## Short problem
Find how many lines hold the word "icon". Give only the number.

Stored entries
— BEGIN —
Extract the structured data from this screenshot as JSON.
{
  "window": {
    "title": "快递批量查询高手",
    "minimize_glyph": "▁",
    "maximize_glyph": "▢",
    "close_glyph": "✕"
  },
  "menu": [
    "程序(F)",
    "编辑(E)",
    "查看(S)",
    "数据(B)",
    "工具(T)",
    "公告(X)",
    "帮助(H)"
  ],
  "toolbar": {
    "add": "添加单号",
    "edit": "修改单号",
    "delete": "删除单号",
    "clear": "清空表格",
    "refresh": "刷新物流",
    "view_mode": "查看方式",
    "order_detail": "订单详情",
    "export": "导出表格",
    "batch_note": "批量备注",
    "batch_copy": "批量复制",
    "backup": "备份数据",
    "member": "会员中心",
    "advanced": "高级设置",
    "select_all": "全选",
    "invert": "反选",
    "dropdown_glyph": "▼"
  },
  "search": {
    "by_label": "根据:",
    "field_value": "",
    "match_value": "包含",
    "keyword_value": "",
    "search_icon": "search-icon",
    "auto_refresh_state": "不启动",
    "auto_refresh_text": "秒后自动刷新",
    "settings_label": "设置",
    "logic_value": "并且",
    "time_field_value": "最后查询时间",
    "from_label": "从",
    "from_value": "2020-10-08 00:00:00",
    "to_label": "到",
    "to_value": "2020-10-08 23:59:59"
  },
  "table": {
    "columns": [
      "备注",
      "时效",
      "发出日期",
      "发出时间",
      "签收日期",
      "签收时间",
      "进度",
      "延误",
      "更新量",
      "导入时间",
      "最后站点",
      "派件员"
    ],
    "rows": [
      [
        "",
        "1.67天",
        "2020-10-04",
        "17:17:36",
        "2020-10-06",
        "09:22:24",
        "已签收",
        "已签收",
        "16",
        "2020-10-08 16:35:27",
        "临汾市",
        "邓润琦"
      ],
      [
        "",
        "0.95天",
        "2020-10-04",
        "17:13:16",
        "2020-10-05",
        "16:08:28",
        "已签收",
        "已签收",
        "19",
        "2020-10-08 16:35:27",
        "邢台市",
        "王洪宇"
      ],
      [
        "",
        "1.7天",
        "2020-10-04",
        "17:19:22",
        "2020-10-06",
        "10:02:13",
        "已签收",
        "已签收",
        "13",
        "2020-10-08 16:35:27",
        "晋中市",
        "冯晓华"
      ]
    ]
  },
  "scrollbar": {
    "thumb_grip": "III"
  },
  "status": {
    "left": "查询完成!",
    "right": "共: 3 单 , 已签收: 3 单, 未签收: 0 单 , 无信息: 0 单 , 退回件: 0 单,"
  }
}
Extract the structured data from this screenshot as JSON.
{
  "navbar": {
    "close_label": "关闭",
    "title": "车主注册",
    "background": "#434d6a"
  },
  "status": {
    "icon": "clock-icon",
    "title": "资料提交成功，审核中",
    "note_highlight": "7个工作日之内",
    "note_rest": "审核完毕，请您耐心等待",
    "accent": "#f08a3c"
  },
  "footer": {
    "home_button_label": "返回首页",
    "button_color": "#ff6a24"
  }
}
— END —
## Exercise answer
2